TASK TO COMPLETE >>
Output every line of the data below as a JSON list of strings, one string per line, skipping any blank lines.

Layout dataset entries >>
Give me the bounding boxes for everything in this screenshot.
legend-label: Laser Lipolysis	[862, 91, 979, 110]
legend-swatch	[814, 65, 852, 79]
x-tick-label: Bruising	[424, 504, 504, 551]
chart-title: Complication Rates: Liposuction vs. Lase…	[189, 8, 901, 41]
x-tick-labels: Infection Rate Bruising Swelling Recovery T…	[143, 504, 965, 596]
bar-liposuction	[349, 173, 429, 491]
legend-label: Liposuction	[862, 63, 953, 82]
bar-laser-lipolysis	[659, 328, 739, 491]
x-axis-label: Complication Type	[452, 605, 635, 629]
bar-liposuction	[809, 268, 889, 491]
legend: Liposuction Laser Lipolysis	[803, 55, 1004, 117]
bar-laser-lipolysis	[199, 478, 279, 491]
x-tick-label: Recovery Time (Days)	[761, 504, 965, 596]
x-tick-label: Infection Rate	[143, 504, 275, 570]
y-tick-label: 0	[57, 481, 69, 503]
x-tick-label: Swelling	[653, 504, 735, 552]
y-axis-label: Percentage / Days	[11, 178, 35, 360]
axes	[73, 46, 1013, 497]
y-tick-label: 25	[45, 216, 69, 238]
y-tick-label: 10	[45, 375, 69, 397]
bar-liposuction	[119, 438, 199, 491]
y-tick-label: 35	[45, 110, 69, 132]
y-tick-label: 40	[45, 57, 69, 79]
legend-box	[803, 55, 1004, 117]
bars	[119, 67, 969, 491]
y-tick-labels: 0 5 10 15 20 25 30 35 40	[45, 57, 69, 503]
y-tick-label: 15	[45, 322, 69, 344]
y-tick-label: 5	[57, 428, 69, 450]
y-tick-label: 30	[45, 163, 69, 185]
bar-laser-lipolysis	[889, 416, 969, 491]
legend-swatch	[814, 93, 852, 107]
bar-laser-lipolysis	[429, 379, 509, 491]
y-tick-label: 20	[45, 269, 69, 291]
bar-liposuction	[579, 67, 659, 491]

COMPLETE OUTPUT >>
[
  "Give me the bounding boxes for everything in this screenshot.",
  "legend-label: Laser Lipolysis\t[862, 91, 979, 110]",
  "legend-swatch\t[814, 65, 852, 79]",
  "x-tick-label: Bruising\t[424, 504, 504, 551]",
  "chart-title: Complication Rates: Liposuction vs. Lase…\t[189, 8, 901, 41]",
  "x-tick-labels: Infection Rate Bruising Swelling Recovery T…\t[143, 504, 965, 596]",
  "bar-liposuction\t[349, 173, 429, 491]",
  "legend-label: Liposuction\t[862, 63, 953, 82]",
  "bar-laser-lipolysis\t[659, 328, 739, 491]",
  "x-axis-label: Complication Type\t[452, 605, 635, 629]",
  "bar-liposuction\t[809, 268, 889, 491]",
  "legend: Liposuction Laser Lipolysis\t[803, 55, 1004, 117]",
  "bar-laser-lipolysis\t[199, 478, 279, 491]",
  "x-tick-label: Recovery Time (Days)\t[761, 504, 965, 596]",
  "x-tick-label: Infection Rate\t[143, 504, 275, 570]",
  "y-tick-label: 0\t[57, 481, 69, 503]",
  "x-tick-label: Swelling\t[653, 504, 735, 552]",
  "y-axis-label: Percentage / Days\t[11, 178, 35, 360]",
  "axes\t[73, 46, 1013, 497]",
  "y-tick-label: 25\t[45, 216, 69, 238]",
  "y-tick-label: 10\t[45, 375, 69, 397]",
  "bar-liposuction\t[119, 438, 199, 491]",
  "y-tick-label: 35\t[45, 110, 69, 132]",
  "y-tick-label: 40\t[45, 57, 69, 79]",
  "legend-box\t[803, 55, 1004, 117]",
  "bars\t[119, 67, 969, 491]",
  "y-tick-labels: 0 5 10 15 20 25 30 35 40\t[45, 57, 69, 503]",
  "y-tick-label: 15\t[45, 322, 69, 344]",
  "y-tick-label: 5\t[57, 428, 69, 450]",
  "y-tick-label: 30\t[45, 163, 69, 185]",
  "bar-laser-lipolysis\t[889, 416, 969, 491]",
  "legend-swatch\t[814, 93, 852, 107]",
  "bar-laser-lipolysis\t[429, 379, 509, 491]",
  "y-tick-label: 20\t[45, 269, 69, 291]",
  "bar-liposuction\t[579, 67, 659, 491]"
]